Using the data below, copy each line that includes the word "icon".

* begin *

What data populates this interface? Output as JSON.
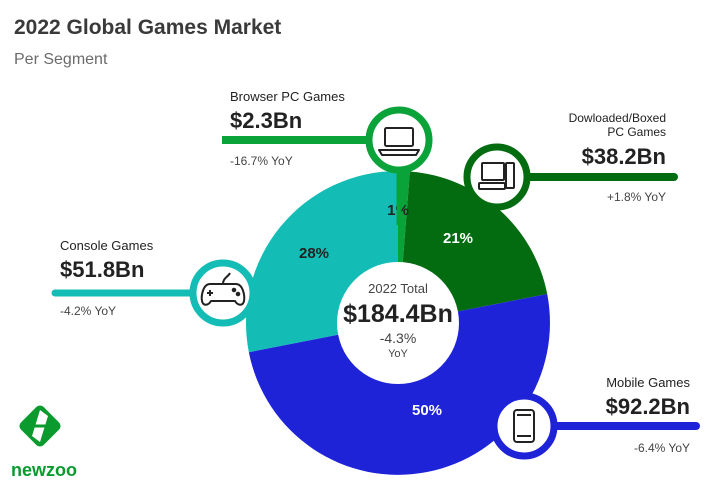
{
  "colors": {
    "browser": "#0aa33a",
    "downloaded": "#036b10",
    "mobile": "#1f23d8",
    "console": "#13bdb5",
    "title": "#3a3a3a",
    "subtitle": "#6b6b6b",
    "text": "#222222",
    "brand": "#0a9a2e"
  },
  "header": {
    "title": "2022 Global Games Market",
    "subtitle": "Per Segment"
  },
  "center": {
    "label": "2022 Total",
    "value": "$184.4Bn",
    "change": "-4.3%",
    "change_unit": "YoY"
  },
  "chart_data": {
    "type": "pie",
    "title": "2022 Global Games Market",
    "subtitle": "Per Segment",
    "total": 184.4,
    "total_change_pct": -4.3,
    "unit": "Bn USD",
    "slices": [
      {
        "key": "browser",
        "name": "Browser PC Games",
        "value": 2.3,
        "pct_label": "1%",
        "revenue_label": "$2.3Bn",
        "yoy_label": "-16.7% YoY",
        "icon": "laptop-icon"
      },
      {
        "key": "downloaded",
        "name": "Dowloaded/Boxed PC Games",
        "name_lines": [
          "Dowloaded/Boxed",
          "PC Games"
        ],
        "value": 38.2,
        "pct_label": "21%",
        "revenue_label": "$38.2Bn",
        "yoy_label": "+1.8% YoY",
        "icon": "desktop-computer-icon"
      },
      {
        "key": "mobile",
        "name": "Mobile Games",
        "value": 92.2,
        "pct_label": "50%",
        "revenue_label": "$92.2Bn",
        "yoy_label": "-6.4% YoY",
        "icon": "smartphone-icon"
      },
      {
        "key": "console",
        "name": "Console Games",
        "value": 51.8,
        "pct_label": "28%",
        "revenue_label": "$51.8Bn",
        "yoy_label": "-4.2% YoY",
        "icon": "gamepad-icon"
      }
    ]
  },
  "brand": {
    "name": "newzoo",
    "icon": "newzoo-logo-icon"
  }
}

* end *

* _REPLY TO THE EXERCISE_:
        "icon": "laptop-icon"
        "icon": "desktop-computer-icon"
        "icon": "smartphone-icon"
        "icon": "gamepad-icon"
    "icon": "newzoo-logo-icon"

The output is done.